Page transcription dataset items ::
^^^^^^^^^^^^^^^^
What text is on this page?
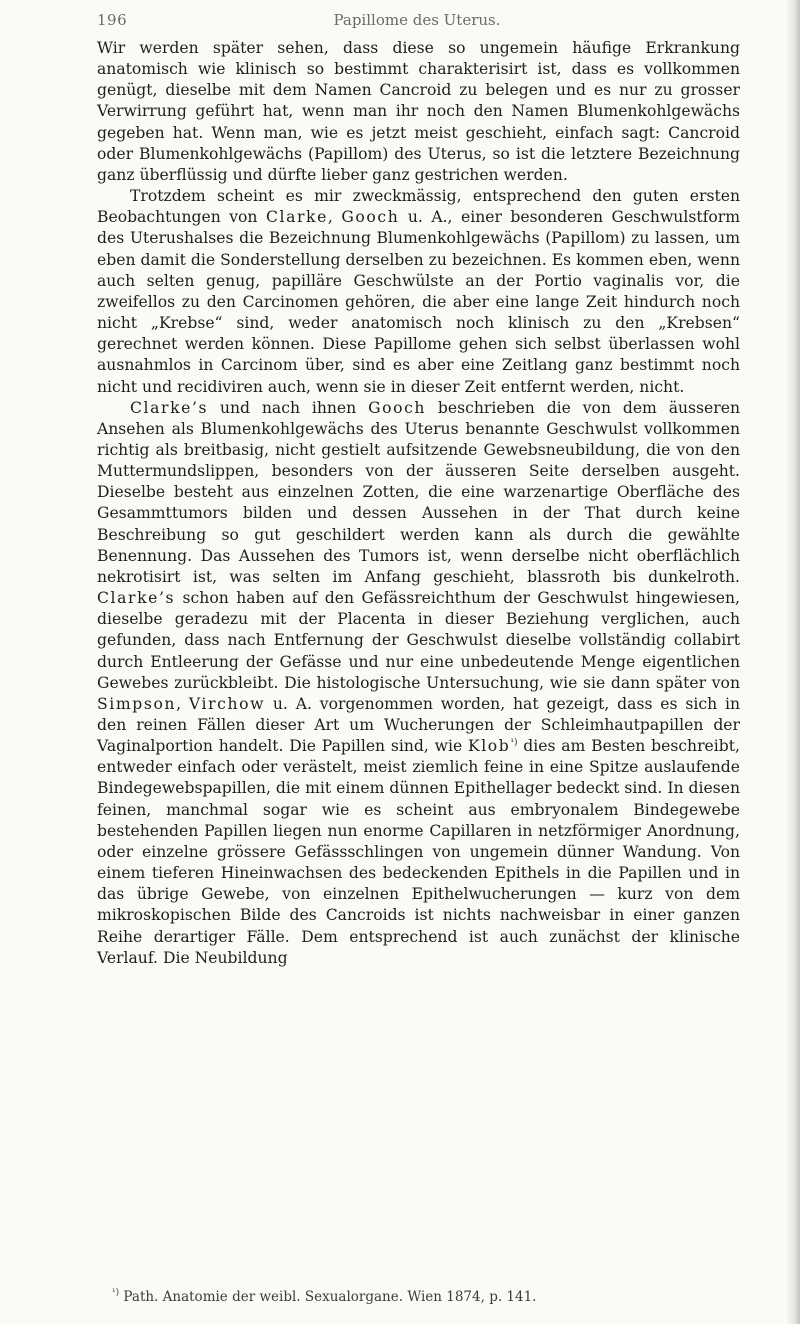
196	Papillome des Uterus.

Wir werden später sehen, dass diese so ungemein häufige Erkrankung anatomisch wie klinisch so bestimmt charakterisirt ist, dass es vollkommen genügt, dieselbe mit dem Namen Cancroid zu belegen und es nur zu grosser Verwirrung geführt hat, wenn man ihr noch den Namen Blumenkohlgewächs gegeben hat. Wenn man, wie es jetzt meist geschieht, einfach sagt: Cancroid oder Blumenkohlgewächs (Papillom) des Uterus, so ist die letztere Bezeichnung ganz überflüssig und dürfte lieber ganz gestrichen werden.

Trotzdem scheint es mir zweckmässig, entsprechend den guten ersten Beobachtungen von Clarke, Gooch u. A., einer besonderen Geschwulstform des Uterushalses die Bezeichnung Blumenkohlgewächs (Papillom) zu lassen, um eben damit die Sonderstellung derselben zu bezeichnen. Es kommen eben, wenn auch selten genug, papilläre Geschwülste an der Portio vaginalis vor, die zweifellos zu den Carcinomen gehören, die aber eine lange Zeit hindurch noch nicht „Krebse“ sind, weder anatomisch noch klinisch zu den „Krebsen“ gerechnet werden können. Diese Papillome gehen sich selbst überlassen wohl ausnahmlos in Carcinom über, sind es aber eine Zeitlang ganz bestimmt noch nicht und recidiviren auch, wenn sie in dieser Zeit entfernt werden, nicht.

Clarke’s und nach ihnen Gooch beschrieben die von dem äusseren Ansehen als Blumenkohlgewächs des Uterus benannte Geschwulst vollkommen richtig als breitbasig, nicht gestielt aufsitzende Gewebsneubildung, die von den Muttermundslippen, besonders von der äusseren Seite derselben ausgeht. Dieselbe besteht aus einzelnen Zotten, die eine warzenartige Oberfläche des Gesammttumors bilden und dessen Aussehen in der That durch keine Beschreibung so gut geschildert werden kann als durch die gewählte Benennung. Das Aussehen des Tumors ist, wenn derselbe nicht oberflächlich nekrotisirt ist, was selten im Anfang geschieht, blassroth bis dunkelroth. Clarke’s schon haben auf den Gefässreichthum der Geschwulst hingewiesen, dieselbe geradezu mit der Placenta in dieser Beziehung verglichen, auch gefunden, dass nach Entfernung der Geschwulst dieselbe vollständig collabirt durch Entleerung der Gefässe und nur eine unbedeutende Menge eigentlichen Gewebes zurückbleibt. Die histologische Untersuchung, wie sie dann später von Simpson, Virchow u. A. vorgenommen worden, hat gezeigt, dass es sich in den reinen Fällen dieser Art um Wucherungen der Schleimhautpapillen der Vaginalportion handelt. Die Papillen sind, wie Klob$^{^1)}$ dies am Besten beschreibt, entweder einfach oder verästelt, meist ziemlich feine in eine Spitze auslaufende Bindegewebspapillen, die mit einem dünnen Epithellager bedeckt sind. In diesen feinen, manchmal sogar wie es scheint aus embryonalem Bindegewebe bestehenden Papillen liegen nun enorme Capillaren in netzförmiger Anordnung, oder einzelne grössere Gefässschlingen von ungemein dünner Wandung. Von einem tieferen Hineinwachsen des bedeckenden Epithels in die Papillen und in das übrige Gewebe, von einzelnen Epithelwucherungen — kurz von dem mikroskopischen Bilde des Cancroids ist nichts nachweisbar in einer ganzen Reihe derartiger Fälle. Dem entsprechend ist auch zunächst der klinische Verlauf. Die Neubildung

$^{^1)}$ Path. Anatomie der weibl. Sexualorgane. Wien 1874, p. 141.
^^^^^^^^^^^^^^^^
Task directions ::
Write out every line of the entries that holds the word "Papillome".

The completed task ::
196	Papillome des Uterus.
Trotzdem scheint es mir zweckmässig, entsprechend den guten ersten Beobachtungen von Clarke, Gooch u. A., einer besonderen Geschwulstform des Uterushalses die Bezeichnung Blumenkohlgewächs (Papillom) zu lassen, um eben damit die Sonderstellung derselben zu bezeichnen. Es kommen eben, wenn auch selten genug, papilläre Geschwülste an der Portio vaginalis vor, die zweifellos zu den Carcinomen gehören, die aber eine lange Zeit hindurch noch nicht „Krebse“ sind, weder anatomisch noch klinisch zu den „Krebsen“ gerechnet werden können. Diese Papillome gehen sich selbst überlassen wohl ausnahmlos in Carcinom über, sind es aber eine Zeitlang ganz bestimmt noch nicht und recidiviren auch, wenn sie in dieser Zeit entfernt werden, nicht.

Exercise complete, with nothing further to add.